__Work to complete__. Reproduce all of the rows below with every "Nächste seite" switched to "Nächste Seite" and nothing else altered. Omit the pictures from your output.

(Bounding box annotations)
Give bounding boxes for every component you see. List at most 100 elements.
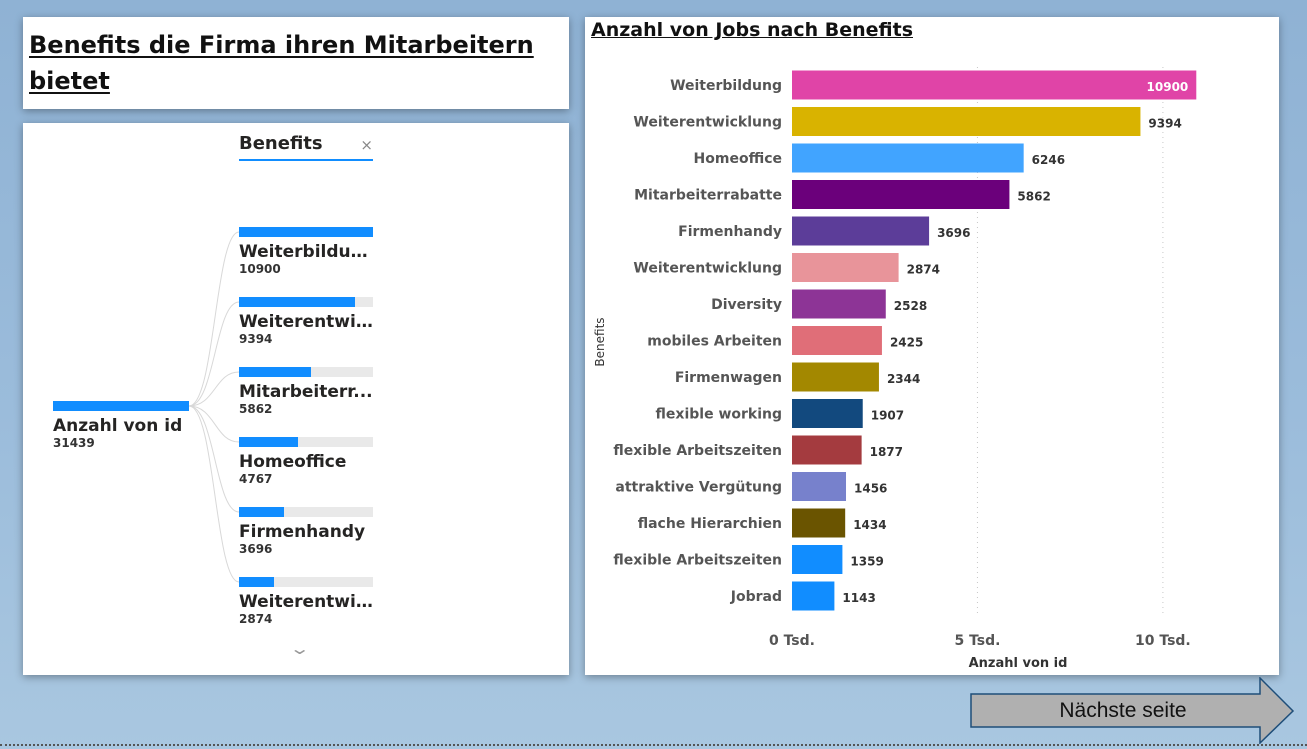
x-tick-label: 10 Tsd. <box>1135 633 1191 649</box>
tree-child-node[interactable]: Weiterentwi... 2874 <box>239 577 373 626</box>
bar <box>792 326 882 355</box>
decomposition-tree-panel: Benefits × Anzahl von id 31439 Weiterbil… <box>23 123 569 675</box>
bar <box>792 216 930 246</box>
data-label: 5862 <box>1017 190 1050 204</box>
y-tick-label: Jobrad <box>730 589 782 605</box>
tree-child-label: Weiterentwi... <box>239 592 373 612</box>
next-page-label: Nächste seite <box>1059 699 1187 722</box>
y-tick-label: flexible Arbeitszeiten <box>613 553 782 569</box>
y-tick-label: Firmenhandy <box>678 224 782 240</box>
y-tick-label: attraktive Vergütung <box>615 480 782 496</box>
data-label: 1359 <box>850 555 883 569</box>
y-tick-label: flexible Arbeitszeiten <box>613 443 782 459</box>
page-title: Benefits die Firma ihren Mitarbeitern bi… <box>29 31 534 95</box>
bar <box>792 581 835 611</box>
tree-child-value: 5862 <box>239 402 273 416</box>
tree-child-bar-track <box>239 507 373 517</box>
data-label: 1456 <box>854 482 887 496</box>
data-label: 2425 <box>890 336 923 350</box>
tree-child-bar-fill <box>239 437 298 447</box>
chevron-down-icon[interactable]: ⌄ <box>288 639 311 658</box>
close-icon[interactable]: × <box>360 136 373 154</box>
tree-child-bar-track <box>239 297 373 307</box>
x-tick-label: 0 Tsd. <box>769 633 815 649</box>
tree-child-label: Homeoffice <box>239 452 347 472</box>
data-label: 6246 <box>1032 153 1065 167</box>
tree-connector <box>188 405 240 443</box>
data-label: 2874 <box>907 263 940 277</box>
tree-connector <box>188 405 240 583</box>
tree-child-node[interactable]: Weiterbildung 10900 <box>239 227 373 276</box>
data-label: 1877 <box>870 445 903 459</box>
tree-child-value: 10900 <box>239 262 281 276</box>
data-label: 2528 <box>894 299 927 313</box>
root-value: 31439 <box>53 436 95 450</box>
next-page-button[interactable]: Nächste seite <box>970 676 1295 745</box>
tree-connector <box>188 371 240 407</box>
bar <box>792 107 1141 136</box>
tree-child-label: Firmenhandy <box>239 522 366 542</box>
y-tick-label: flexible working <box>656 407 782 423</box>
bar <box>792 70 1197 100</box>
tree-connector-lines <box>188 231 240 583</box>
chart-title: Anzahl von Jobs nach Benefits <box>591 19 913 41</box>
bar <box>792 435 862 465</box>
y-tick-label: Weiterentwicklung <box>633 261 782 277</box>
y-tick-label: Firmenwagen <box>675 370 782 386</box>
bar <box>792 180 1010 209</box>
y-axis-title: Benefits <box>593 317 607 366</box>
tree-child-value: 9394 <box>239 332 273 346</box>
tree-child-bar-track <box>239 577 373 587</box>
tree-child-bar-track <box>239 227 373 237</box>
bar <box>792 253 899 282</box>
y-tick-label: Weiterbildung <box>670 78 782 94</box>
y-tick-label: flache Hierarchien <box>638 516 782 532</box>
tree-child-node[interactable]: Mitarbeiterr... 5862 <box>239 367 373 416</box>
tree-child-bar-track <box>239 437 373 447</box>
bar <box>792 472 847 501</box>
bar <box>792 545 843 574</box>
tree-child-bar-fill <box>239 227 373 237</box>
tree-connector <box>188 301 240 407</box>
tree-child-label: Weiterentwi... <box>239 312 373 332</box>
tree-connector <box>188 405 240 513</box>
root-label: Anzahl von id <box>53 416 183 436</box>
y-tick-label: Mitarbeiterrabatte <box>634 188 782 204</box>
bar <box>792 508 846 538</box>
x-axis-title: Anzahl von id <box>969 656 1068 671</box>
tree-child-value: 3696 <box>239 542 273 556</box>
root-bar-track <box>53 401 189 411</box>
bar-chart: Weiterbildung 10900 Weiterentwicklung 9394 H… <box>593 67 1197 671</box>
root-bar-fill <box>53 401 189 411</box>
tree-child-bar-track <box>239 367 373 377</box>
tree-child-label: Weiterbildung <box>239 242 373 262</box>
tree-child-bar-fill <box>239 367 312 377</box>
title-panel: Benefits die Firma ihren Mitarbeitern bi… <box>23 17 569 109</box>
tree-child-label: Mitarbeiterr... <box>239 382 373 402</box>
tree-child-value: 4767 <box>239 472 273 486</box>
bottom-divider <box>0 744 1307 746</box>
tree-child-node[interactable]: Homeoffice 4767 <box>239 437 373 486</box>
data-label: 10900 <box>1147 80 1189 94</box>
bar <box>792 399 863 428</box>
data-label: 2344 <box>887 372 920 386</box>
tree-header-overlay <box>543 127 563 185</box>
tree-child-node[interactable]: Weiterentwi... 9394 <box>239 297 373 346</box>
bar <box>792 289 886 319</box>
bar-chart-panel: Anzahl von Jobs nach Benefits Weiterbild… <box>585 17 1279 675</box>
tree-column-header: Benefits × <box>239 133 373 161</box>
y-tick-label: Diversity <box>711 297 782 313</box>
bar <box>792 143 1024 173</box>
data-label: 1434 <box>853 518 886 532</box>
y-tick-label: mobiles Arbeiten <box>647 334 782 350</box>
tree-child-value: 2874 <box>239 612 273 626</box>
data-label: 1907 <box>871 409 904 423</box>
tree-child-bar-fill <box>239 577 275 587</box>
tree-root-node[interactable]: Anzahl von id 31439 <box>53 401 189 450</box>
tree-child-node[interactable]: Firmenhandy 3696 <box>239 507 373 556</box>
data-label: 3696 <box>937 226 970 240</box>
y-tick-label: Homeoffice <box>694 151 782 167</box>
y-tick-label: Weiterentwicklung <box>633 115 782 131</box>
x-tick-label: 5 Tsd. <box>954 633 1000 649</box>
tree-child-bar-fill <box>239 297 355 307</box>
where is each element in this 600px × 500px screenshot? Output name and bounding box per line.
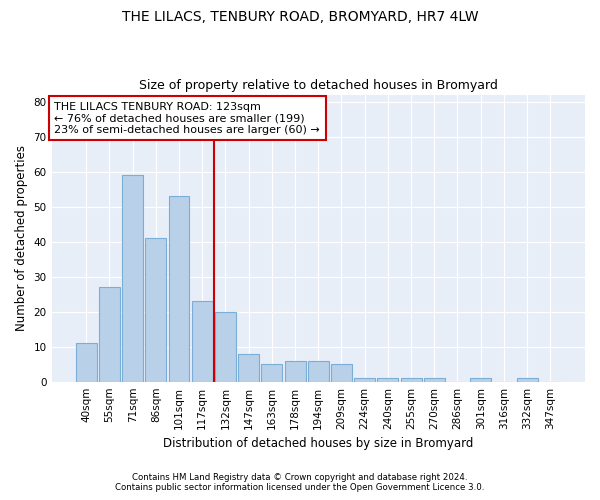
Bar xyxy=(215,312,236,382)
Bar xyxy=(76,343,97,382)
Bar xyxy=(308,360,329,382)
Text: Contains HM Land Registry data © Crown copyright and database right 2024.
Contai: Contains HM Land Registry data © Crown c… xyxy=(115,473,485,492)
Bar xyxy=(145,238,166,382)
Bar xyxy=(470,378,491,382)
Bar xyxy=(377,378,398,382)
Text: THE LILACS TENBURY ROAD: 123sqm
← 76% of detached houses are smaller (199)
23% o: THE LILACS TENBURY ROAD: 123sqm ← 76% of… xyxy=(54,102,320,135)
Bar xyxy=(192,301,212,382)
Text: THE LILACS, TENBURY ROAD, BROMYARD, HR7 4LW: THE LILACS, TENBURY ROAD, BROMYARD, HR7 … xyxy=(122,10,478,24)
Bar xyxy=(517,378,538,382)
Bar xyxy=(122,175,143,382)
Title: Size of property relative to detached houses in Bromyard: Size of property relative to detached ho… xyxy=(139,79,498,92)
Bar xyxy=(401,378,422,382)
Bar xyxy=(99,287,120,382)
Bar xyxy=(284,360,305,382)
Bar xyxy=(169,196,190,382)
X-axis label: Distribution of detached houses by size in Bromyard: Distribution of detached houses by size … xyxy=(163,437,473,450)
Bar xyxy=(262,364,283,382)
Bar xyxy=(354,378,375,382)
Bar xyxy=(424,378,445,382)
Bar xyxy=(238,354,259,382)
Y-axis label: Number of detached properties: Number of detached properties xyxy=(15,145,28,331)
Bar xyxy=(331,364,352,382)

__Answer in full__.
Give bounding boxes for every component you see. List at most 100 elements.
x-tick-label: 10 Tsd. <box>1135 633 1191 649</box>
tree-child-node[interactable]: Weiterentwi... 2874 <box>239 577 373 626</box>
bar <box>792 326 882 355</box>
decomposition-tree-panel: Benefits × Anzahl von id 31439 Weiterbil… <box>23 123 569 675</box>
bar <box>792 216 930 246</box>
data-label: 5862 <box>1017 190 1050 204</box>
y-tick-label: Jobrad <box>730 589 782 605</box>
tree-child-label: Weiterentwi... <box>239 592 373 612</box>
next-page-label: Nächste Seite <box>1059 699 1187 722</box>
y-tick-label: flexible Arbeitszeiten <box>613 553 782 569</box>
y-tick-label: Firmenhandy <box>678 224 782 240</box>
y-tick-label: attraktive Vergütung <box>615 480 782 496</box>
data-label: 1359 <box>850 555 883 569</box>
y-tick-label: flexible Arbeitszeiten <box>613 443 782 459</box>
page-title: Benefits die Firma ihren Mitarbeitern bi… <box>29 31 534 95</box>
bar <box>792 581 835 611</box>
tree-child-value: 5862 <box>239 402 273 416</box>
tree-child-bar-track <box>239 507 373 517</box>
data-label: 1456 <box>854 482 887 496</box>
data-label: 2425 <box>890 336 923 350</box>
tree-child-bar-fill <box>239 437 298 447</box>
chevron-down-icon[interactable]: ⌄ <box>288 639 311 658</box>
close-icon[interactable]: × <box>360 136 373 154</box>
tree-child-bar-track <box>239 297 373 307</box>
x-tick-label: 0 Tsd. <box>769 633 815 649</box>
tree-child-label: Homeoffice <box>239 452 347 472</box>
data-label: 6246 <box>1032 153 1065 167</box>
tree-connector <box>188 405 240 443</box>
data-label: 2874 <box>907 263 940 277</box>
tree-connector <box>188 405 240 583</box>
tree-child-node[interactable]: Weiterbildung 10900 <box>239 227 373 276</box>
data-label: 1877 <box>870 445 903 459</box>
tree-child-value: 10900 <box>239 262 281 276</box>
data-label: 2528 <box>894 299 927 313</box>
root-value: 31439 <box>53 436 95 450</box>
next-page-button[interactable]: Nächste Seite <box>970 676 1295 745</box>
tree-connector <box>188 371 240 407</box>
bar <box>792 107 1141 136</box>
tree-child-label: Firmenhandy <box>239 522 366 542</box>
y-tick-label: flexible working <box>656 407 782 423</box>
bar <box>792 70 1197 100</box>
tree-connector-lines <box>188 231 240 583</box>
chart-title: Anzahl von Jobs nach Benefits <box>591 19 913 41</box>
bar <box>792 435 862 465</box>
y-tick-label: Weiterentwicklung <box>633 261 782 277</box>
y-tick-label: Firmenwagen <box>675 370 782 386</box>
bar <box>792 180 1010 209</box>
y-axis-title: Benefits <box>593 317 607 366</box>
tree-child-value: 9394 <box>239 332 273 346</box>
tree-child-bar-track <box>239 577 373 587</box>
tree-child-bar-track <box>239 227 373 237</box>
bar <box>792 253 899 282</box>
y-tick-label: Weiterbildung <box>670 78 782 94</box>
y-tick-label: flache Hierarchien <box>638 516 782 532</box>
tree-child-node[interactable]: Mitarbeiterr... 5862 <box>239 367 373 416</box>
tree-child-bar-track <box>239 437 373 447</box>
bar <box>792 472 847 501</box>
bar <box>792 545 843 574</box>
tree-child-bar-fill <box>239 227 373 237</box>
tree-connector <box>188 301 240 407</box>
tree-child-label: Weiterentwi... <box>239 312 373 332</box>
tree-connector <box>188 405 240 513</box>
root-label: Anzahl von id <box>53 416 183 436</box>
y-tick-label: Mitarbeiterrabatte <box>634 188 782 204</box>
bar <box>792 508 846 538</box>
x-axis-title: Anzahl von id <box>969 656 1068 671</box>
tree-child-value: 3696 <box>239 542 273 556</box>
root-bar-track <box>53 401 189 411</box>
bar-chart: Weiterbildung 10900 Weiterentwicklung 9394 H… <box>593 67 1197 671</box>
root-bar-fill <box>53 401 189 411</box>
tree-child-bar-track <box>239 367 373 377</box>
tree-child-label: Weiterbildung <box>239 242 373 262</box>
tree-child-bar-fill <box>239 367 312 377</box>
title-panel: Benefits die Firma ihren Mitarbeitern bi… <box>23 17 569 109</box>
tree-child-label: Mitarbeiterr... <box>239 382 373 402</box>
tree-child-value: 4767 <box>239 472 273 486</box>
bottom-divider <box>0 744 1307 746</box>
tree-child-node[interactable]: Homeoffice 4767 <box>239 437 373 486</box>
data-label: 10900 <box>1147 80 1189 94</box>
bar <box>792 399 863 428</box>
data-label: 2344 <box>887 372 920 386</box>
tree-header-overlay <box>543 127 563 185</box>
tree-child-node[interactable]: Weiterentwi... 9394 <box>239 297 373 346</box>
bar <box>792 289 886 319</box>
bar-chart-panel: Anzahl von Jobs nach Benefits Weiterbild… <box>585 17 1279 675</box>
tree-column-header: Benefits × <box>239 133 373 161</box>
y-tick-label: Diversity <box>711 297 782 313</box>
bar <box>792 143 1024 173</box>
data-label: 1434 <box>853 518 886 532</box>
y-tick-label: mobiles Arbeiten <box>647 334 782 350</box>
tree-child-value: 2874 <box>239 612 273 626</box>
data-label: 1907 <box>871 409 904 423</box>
tree-child-bar-fill <box>239 577 275 587</box>
tree-root-node[interactable]: Anzahl von id 31439 <box>53 401 189 450</box>
tree-child-node[interactable]: Firmenhandy 3696 <box>239 507 373 556</box>
data-label: 3696 <box>937 226 970 240</box>
y-tick-label: Homeoffice <box>694 151 782 167</box>
y-tick-label: Weiterentwicklung <box>633 115 782 131</box>
x-tick-label: 5 Tsd. <box>954 633 1000 649</box>
tree-child-bar-fill <box>239 297 355 307</box>
where is each element in this 600px × 500px screenshot? Output name and bounding box per line.
Bar xyxy=(215,312,236,382)
Bar xyxy=(76,343,97,382)
Bar xyxy=(308,360,329,382)
Text: Contains HM Land Registry data © Crown copyright and database right 2024.
Contai: Contains HM Land Registry data © Crown c… xyxy=(115,473,485,492)
Bar xyxy=(145,238,166,382)
Bar xyxy=(470,378,491,382)
Bar xyxy=(377,378,398,382)
Text: THE LILACS TENBURY ROAD: 123sqm
← 76% of detached houses are smaller (199)
23% o: THE LILACS TENBURY ROAD: 123sqm ← 76% of… xyxy=(54,102,320,135)
Bar xyxy=(192,301,212,382)
Text: THE LILACS, TENBURY ROAD, BROMYARD, HR7 4LW: THE LILACS, TENBURY ROAD, BROMYARD, HR7 … xyxy=(122,10,478,24)
Bar xyxy=(517,378,538,382)
Bar xyxy=(122,175,143,382)
Title: Size of property relative to detached houses in Bromyard: Size of property relative to detached ho… xyxy=(139,79,498,92)
Bar xyxy=(401,378,422,382)
Bar xyxy=(99,287,120,382)
Bar xyxy=(284,360,305,382)
Bar xyxy=(169,196,190,382)
X-axis label: Distribution of detached houses by size in Bromyard: Distribution of detached houses by size … xyxy=(163,437,473,450)
Bar xyxy=(262,364,283,382)
Bar xyxy=(354,378,375,382)
Bar xyxy=(424,378,445,382)
Bar xyxy=(238,354,259,382)
Y-axis label: Number of detached properties: Number of detached properties xyxy=(15,145,28,331)
Bar xyxy=(331,364,352,382)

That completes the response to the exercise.